WRITTEN PROBLEM:
Locate the lines that hold the string "domain". Copy every such line.

DATA FOR THIS TASK:
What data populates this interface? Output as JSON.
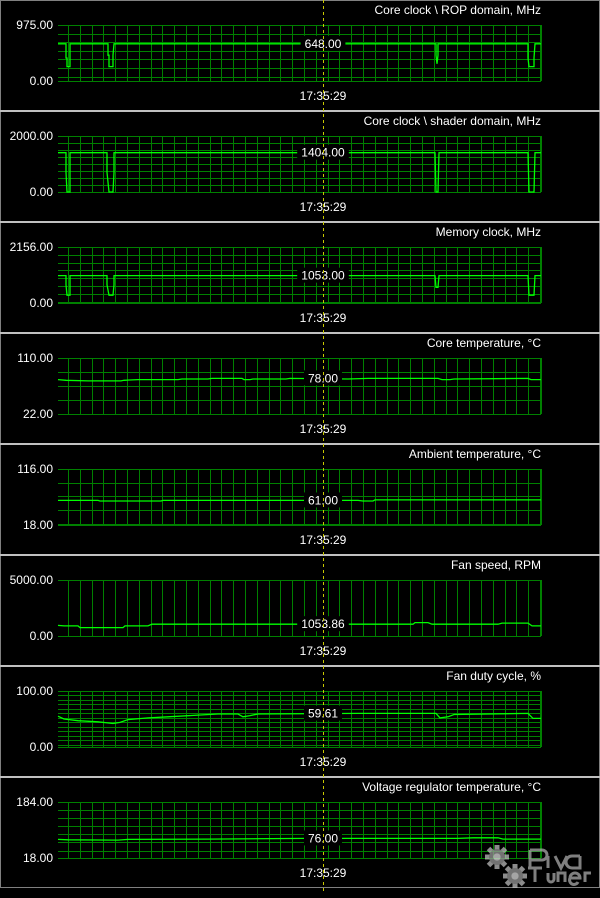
{
  "colors": {
    "grid": "#008000",
    "trace": "#00ff00",
    "text": "#ffffff",
    "cursor": "#c8c800",
    "separator": "#c0c0c0"
  },
  "cursor_time": "17:35:29",
  "watermark": "RivaTuner",
  "panels": [
    {
      "title": "Core clock \\ ROP domain, MHz",
      "max_label": "975.00",
      "min_label": "0.00",
      "min": 0,
      "max": 975,
      "grid_step": 150,
      "current_label": "648.00",
      "current": 648,
      "trace": [
        [
          0,
          648
        ],
        [
          8,
          648
        ],
        [
          8,
          400
        ],
        [
          9,
          400
        ],
        [
          9,
          250
        ],
        [
          12,
          250
        ],
        [
          12,
          648
        ],
        [
          50,
          648
        ],
        [
          50,
          450
        ],
        [
          51,
          450
        ],
        [
          51,
          250
        ],
        [
          55,
          250
        ],
        [
          55,
          450
        ],
        [
          56,
          648
        ],
        [
          378,
          648
        ],
        [
          378,
          450
        ],
        [
          379,
          300
        ],
        [
          380,
          450
        ],
        [
          380,
          648
        ],
        [
          470,
          648
        ],
        [
          470,
          400
        ],
        [
          471,
          250
        ],
        [
          476,
          250
        ],
        [
          476,
          400
        ],
        [
          477,
          648
        ],
        [
          483,
          648
        ]
      ]
    },
    {
      "title": "Core clock \\ shader domain, MHz",
      "max_label": "2000.00",
      "min_label": "0.00",
      "min": 0,
      "max": 2000,
      "grid_step": 250,
      "current_label": "1404.00",
      "current": 1404,
      "trace": [
        [
          0,
          1404
        ],
        [
          8,
          1404
        ],
        [
          8,
          700
        ],
        [
          9,
          0
        ],
        [
          12,
          0
        ],
        [
          12,
          1404
        ],
        [
          49,
          1404
        ],
        [
          49,
          700
        ],
        [
          51,
          0
        ],
        [
          55,
          0
        ],
        [
          56,
          700
        ],
        [
          56,
          1404
        ],
        [
          377,
          1404
        ],
        [
          378,
          0
        ],
        [
          380,
          0
        ],
        [
          381,
          1404
        ],
        [
          470,
          1404
        ],
        [
          471,
          0
        ],
        [
          476,
          0
        ],
        [
          477,
          1404
        ],
        [
          483,
          1404
        ]
      ]
    },
    {
      "title": "Memory clock, MHz",
      "max_label": "2156.00",
      "min_label": "0.00",
      "min": 0,
      "max": 2156,
      "grid_step": 300,
      "current_label": "1053.00",
      "current": 1053,
      "trace": [
        [
          0,
          1053
        ],
        [
          8,
          1053
        ],
        [
          8,
          700
        ],
        [
          9,
          300
        ],
        [
          12,
          300
        ],
        [
          12,
          1053
        ],
        [
          49,
          1053
        ],
        [
          49,
          700
        ],
        [
          51,
          300
        ],
        [
          55,
          300
        ],
        [
          56,
          700
        ],
        [
          56,
          1053
        ],
        [
          377,
          1053
        ],
        [
          378,
          600
        ],
        [
          380,
          600
        ],
        [
          381,
          1053
        ],
        [
          470,
          1053
        ],
        [
          471,
          300
        ],
        [
          476,
          300
        ],
        [
          477,
          1053
        ],
        [
          483,
          1053
        ]
      ]
    },
    {
      "title": "Core temperature, °C",
      "max_label": "110.00",
      "min_label": "22.00",
      "min": 22,
      "max": 110,
      "grid_step": 22,
      "current_label": "78.00",
      "current": 78,
      "trace": [
        [
          0,
          76
        ],
        [
          8,
          75
        ],
        [
          30,
          74
        ],
        [
          63,
          74
        ],
        [
          66,
          75
        ],
        [
          80,
          76
        ],
        [
          120,
          76
        ],
        [
          124,
          77
        ],
        [
          150,
          77
        ],
        [
          154,
          78
        ],
        [
          170,
          78
        ],
        [
          184,
          78
        ],
        [
          186,
          76
        ],
        [
          192,
          76
        ],
        [
          195,
          77
        ],
        [
          228,
          77
        ],
        [
          232,
          78
        ],
        [
          290,
          77
        ],
        [
          310,
          78
        ],
        [
          380,
          78
        ],
        [
          384,
          76
        ],
        [
          392,
          76
        ],
        [
          396,
          77
        ],
        [
          470,
          78
        ],
        [
          473,
          76
        ],
        [
          483,
          76
        ]
      ]
    },
    {
      "title": "Ambient temperature, °C",
      "max_label": "116.00",
      "min_label": "18.00",
      "min": 18,
      "max": 116,
      "grid_step": 24,
      "current_label": "61.00",
      "current": 61,
      "trace": [
        [
          0,
          61
        ],
        [
          40,
          61
        ],
        [
          42,
          60
        ],
        [
          103,
          60
        ],
        [
          105,
          61
        ],
        [
          290,
          61
        ],
        [
          300,
          61
        ],
        [
          305,
          60
        ],
        [
          315,
          60
        ],
        [
          317,
          62
        ],
        [
          483,
          62
        ]
      ]
    },
    {
      "title": "Fan speed, RPM",
      "max_label": "5000.00",
      "min_label": "0.00",
      "min": 0,
      "max": 5000,
      "grid_step": 5000,
      "current_label": "1053.86",
      "current": 1053.86,
      "trace": [
        [
          0,
          950
        ],
        [
          6,
          900
        ],
        [
          20,
          900
        ],
        [
          22,
          750
        ],
        [
          65,
          750
        ],
        [
          67,
          900
        ],
        [
          90,
          900
        ],
        [
          94,
          1053
        ],
        [
          355,
          1053
        ],
        [
          357,
          1200
        ],
        [
          370,
          1200
        ],
        [
          374,
          1053
        ],
        [
          440,
          1053
        ],
        [
          444,
          1150
        ],
        [
          470,
          1150
        ],
        [
          474,
          900
        ],
        [
          483,
          900
        ]
      ]
    },
    {
      "title": "Fan duty cycle, %",
      "max_label": "100.00",
      "min_label": "0.00",
      "min": 0,
      "max": 100,
      "grid_step": 8,
      "current_label": "59.61",
      "current": 59.61,
      "trace": [
        [
          0,
          55
        ],
        [
          6,
          50
        ],
        [
          20,
          47
        ],
        [
          40,
          45
        ],
        [
          55,
          42
        ],
        [
          62,
          44
        ],
        [
          70,
          49
        ],
        [
          90,
          52
        ],
        [
          110,
          54
        ],
        [
          140,
          57
        ],
        [
          160,
          59
        ],
        [
          180,
          59
        ],
        [
          185,
          54
        ],
        [
          192,
          56
        ],
        [
          200,
          59
        ],
        [
          300,
          60
        ],
        [
          360,
          60
        ],
        [
          378,
          60
        ],
        [
          382,
          52
        ],
        [
          390,
          54
        ],
        [
          396,
          58
        ],
        [
          470,
          60
        ],
        [
          475,
          51
        ],
        [
          483,
          51
        ]
      ]
    },
    {
      "title": "Voltage regulator temperature, °C",
      "max_label": "184.00",
      "min_label": "18.00",
      "min": 18,
      "max": 184,
      "grid_step": 24,
      "current_label": "76.00",
      "current": 76,
      "trace": [
        [
          0,
          73
        ],
        [
          10,
          72
        ],
        [
          60,
          71
        ],
        [
          70,
          73
        ],
        [
          150,
          74
        ],
        [
          250,
          76
        ],
        [
          350,
          76
        ],
        [
          400,
          76
        ],
        [
          415,
          78
        ],
        [
          440,
          78
        ],
        [
          445,
          74
        ],
        [
          483,
          74
        ]
      ]
    }
  ]
}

PROBLEM SOLUTION:
      "title": "Core clock \\ ROP domain, MHz",
      "title": "Core clock \\ shader domain, MHz",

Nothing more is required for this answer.